**WHAT YOU WILL DO:** Your task is to copy every line of the entries that contains "товаров".

* Start *

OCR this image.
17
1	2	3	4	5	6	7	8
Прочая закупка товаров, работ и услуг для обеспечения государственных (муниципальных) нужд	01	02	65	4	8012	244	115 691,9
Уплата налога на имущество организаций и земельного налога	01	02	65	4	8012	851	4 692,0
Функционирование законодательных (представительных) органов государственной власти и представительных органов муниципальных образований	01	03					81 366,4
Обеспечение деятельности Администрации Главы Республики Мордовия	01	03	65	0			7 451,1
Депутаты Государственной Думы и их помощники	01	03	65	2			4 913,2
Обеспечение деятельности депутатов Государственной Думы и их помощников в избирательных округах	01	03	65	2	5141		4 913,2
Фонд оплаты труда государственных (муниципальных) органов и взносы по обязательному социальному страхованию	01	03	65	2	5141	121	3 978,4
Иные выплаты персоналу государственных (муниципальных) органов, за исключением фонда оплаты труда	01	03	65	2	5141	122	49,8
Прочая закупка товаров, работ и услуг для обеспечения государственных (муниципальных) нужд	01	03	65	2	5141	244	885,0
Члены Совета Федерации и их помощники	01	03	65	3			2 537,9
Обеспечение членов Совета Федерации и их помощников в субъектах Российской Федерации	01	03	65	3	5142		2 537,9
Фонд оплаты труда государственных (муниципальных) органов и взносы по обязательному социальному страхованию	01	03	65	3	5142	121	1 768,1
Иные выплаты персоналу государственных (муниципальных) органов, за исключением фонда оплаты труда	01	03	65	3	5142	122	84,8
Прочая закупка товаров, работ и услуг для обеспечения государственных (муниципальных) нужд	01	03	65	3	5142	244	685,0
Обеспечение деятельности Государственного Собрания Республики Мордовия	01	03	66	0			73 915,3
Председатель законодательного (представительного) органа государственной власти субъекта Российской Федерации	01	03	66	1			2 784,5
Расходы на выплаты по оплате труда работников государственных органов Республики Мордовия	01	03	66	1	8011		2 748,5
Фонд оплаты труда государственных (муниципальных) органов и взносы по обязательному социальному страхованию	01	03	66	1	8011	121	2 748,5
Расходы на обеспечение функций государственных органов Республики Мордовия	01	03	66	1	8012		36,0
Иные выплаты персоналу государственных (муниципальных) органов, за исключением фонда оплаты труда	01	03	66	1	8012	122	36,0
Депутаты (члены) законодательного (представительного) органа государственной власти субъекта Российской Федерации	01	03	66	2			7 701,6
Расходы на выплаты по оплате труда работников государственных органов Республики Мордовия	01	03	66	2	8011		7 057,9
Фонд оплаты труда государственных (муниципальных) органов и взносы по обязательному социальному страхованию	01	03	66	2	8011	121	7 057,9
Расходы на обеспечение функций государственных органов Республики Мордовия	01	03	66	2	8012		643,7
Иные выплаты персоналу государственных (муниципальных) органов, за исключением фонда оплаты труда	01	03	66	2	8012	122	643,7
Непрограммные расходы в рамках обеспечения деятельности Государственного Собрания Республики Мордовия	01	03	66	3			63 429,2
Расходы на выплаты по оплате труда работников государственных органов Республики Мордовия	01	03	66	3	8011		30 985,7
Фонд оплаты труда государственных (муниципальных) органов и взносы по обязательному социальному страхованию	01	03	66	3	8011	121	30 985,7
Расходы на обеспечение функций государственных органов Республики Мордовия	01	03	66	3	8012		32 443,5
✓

* End *
* Start *

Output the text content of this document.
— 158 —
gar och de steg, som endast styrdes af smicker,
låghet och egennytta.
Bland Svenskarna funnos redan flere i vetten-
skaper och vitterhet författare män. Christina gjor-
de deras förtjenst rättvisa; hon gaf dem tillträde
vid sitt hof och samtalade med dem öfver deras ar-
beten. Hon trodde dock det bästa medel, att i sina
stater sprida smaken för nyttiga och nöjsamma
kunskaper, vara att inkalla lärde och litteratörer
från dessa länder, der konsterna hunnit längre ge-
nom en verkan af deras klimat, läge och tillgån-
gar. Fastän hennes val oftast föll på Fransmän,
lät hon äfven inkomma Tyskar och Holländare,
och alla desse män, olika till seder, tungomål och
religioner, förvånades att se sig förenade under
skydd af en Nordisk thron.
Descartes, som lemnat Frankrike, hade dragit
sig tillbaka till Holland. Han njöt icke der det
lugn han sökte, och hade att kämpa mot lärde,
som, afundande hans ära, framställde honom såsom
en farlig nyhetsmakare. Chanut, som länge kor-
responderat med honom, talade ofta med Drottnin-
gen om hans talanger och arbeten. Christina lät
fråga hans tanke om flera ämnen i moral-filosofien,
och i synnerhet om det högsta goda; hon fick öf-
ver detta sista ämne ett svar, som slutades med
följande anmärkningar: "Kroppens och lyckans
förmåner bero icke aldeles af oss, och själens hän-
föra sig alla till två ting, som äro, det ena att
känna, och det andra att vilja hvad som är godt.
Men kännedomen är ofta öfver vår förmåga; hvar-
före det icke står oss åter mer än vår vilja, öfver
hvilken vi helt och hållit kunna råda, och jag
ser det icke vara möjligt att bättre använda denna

* End *
* Start *

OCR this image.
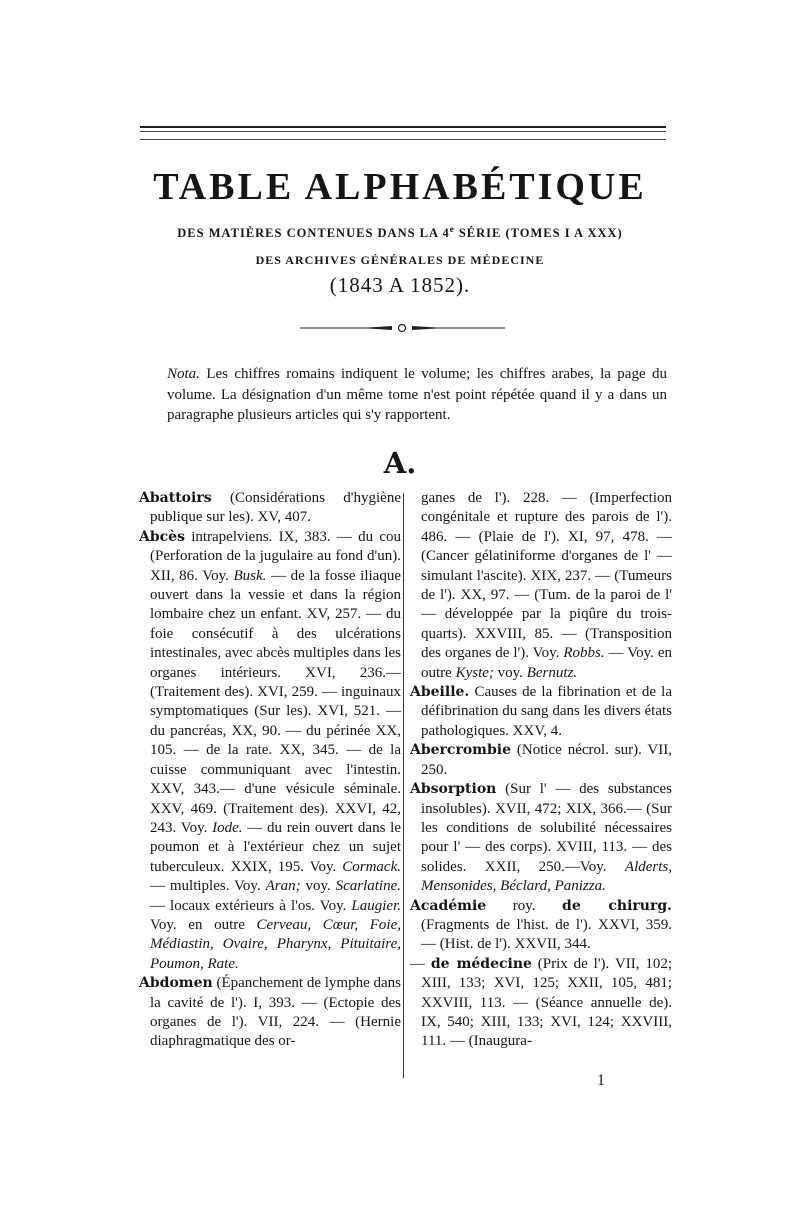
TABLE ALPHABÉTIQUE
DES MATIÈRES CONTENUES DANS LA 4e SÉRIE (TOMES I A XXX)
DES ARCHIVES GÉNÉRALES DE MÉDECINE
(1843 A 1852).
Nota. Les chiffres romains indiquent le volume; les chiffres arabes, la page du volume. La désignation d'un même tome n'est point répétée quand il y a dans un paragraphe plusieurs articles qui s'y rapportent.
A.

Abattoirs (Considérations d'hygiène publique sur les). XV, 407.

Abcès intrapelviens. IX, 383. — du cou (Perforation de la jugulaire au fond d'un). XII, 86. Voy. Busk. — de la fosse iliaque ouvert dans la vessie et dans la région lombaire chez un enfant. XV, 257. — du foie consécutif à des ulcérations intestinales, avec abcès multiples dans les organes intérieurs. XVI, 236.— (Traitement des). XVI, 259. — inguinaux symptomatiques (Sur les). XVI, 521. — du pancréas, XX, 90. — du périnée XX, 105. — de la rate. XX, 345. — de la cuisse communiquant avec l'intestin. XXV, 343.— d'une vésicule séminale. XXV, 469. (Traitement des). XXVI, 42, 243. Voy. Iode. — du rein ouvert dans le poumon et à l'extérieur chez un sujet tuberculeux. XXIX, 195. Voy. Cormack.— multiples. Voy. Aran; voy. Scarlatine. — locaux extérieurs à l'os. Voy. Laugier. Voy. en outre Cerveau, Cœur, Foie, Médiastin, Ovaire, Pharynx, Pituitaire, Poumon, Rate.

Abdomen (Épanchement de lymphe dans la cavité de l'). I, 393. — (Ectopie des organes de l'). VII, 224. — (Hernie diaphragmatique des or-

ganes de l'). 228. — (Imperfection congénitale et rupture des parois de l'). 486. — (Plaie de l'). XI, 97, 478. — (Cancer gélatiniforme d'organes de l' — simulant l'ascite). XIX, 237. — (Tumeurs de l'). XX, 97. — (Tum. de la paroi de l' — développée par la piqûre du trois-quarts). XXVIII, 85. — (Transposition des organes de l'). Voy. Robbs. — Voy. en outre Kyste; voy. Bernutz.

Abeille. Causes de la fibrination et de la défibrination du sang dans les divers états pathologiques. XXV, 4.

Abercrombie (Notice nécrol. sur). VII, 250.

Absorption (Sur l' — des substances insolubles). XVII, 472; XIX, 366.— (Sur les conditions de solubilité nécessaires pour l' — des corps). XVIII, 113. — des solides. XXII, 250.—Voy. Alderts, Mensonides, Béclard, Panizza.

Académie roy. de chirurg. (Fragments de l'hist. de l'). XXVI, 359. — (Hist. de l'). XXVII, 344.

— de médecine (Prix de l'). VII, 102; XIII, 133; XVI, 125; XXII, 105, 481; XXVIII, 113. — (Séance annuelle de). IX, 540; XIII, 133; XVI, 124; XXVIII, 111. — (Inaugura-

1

* End *

**SOLVED PROBLEM:**
Прочая закупка товаров, работ и услуг для обеспечения государственных (муниципальных) нужд	01	02	65	4	8012	244	115 691,9
Прочая закупка товаров, работ и услуг для обеспечения государственных (муниципальных) нужд	01	03	65	2	5141	244	885,0
Прочая закупка товаров, работ и услуг для обеспечения государственных (муниципальных) нужд	01	03	65	3	5142	244	685,0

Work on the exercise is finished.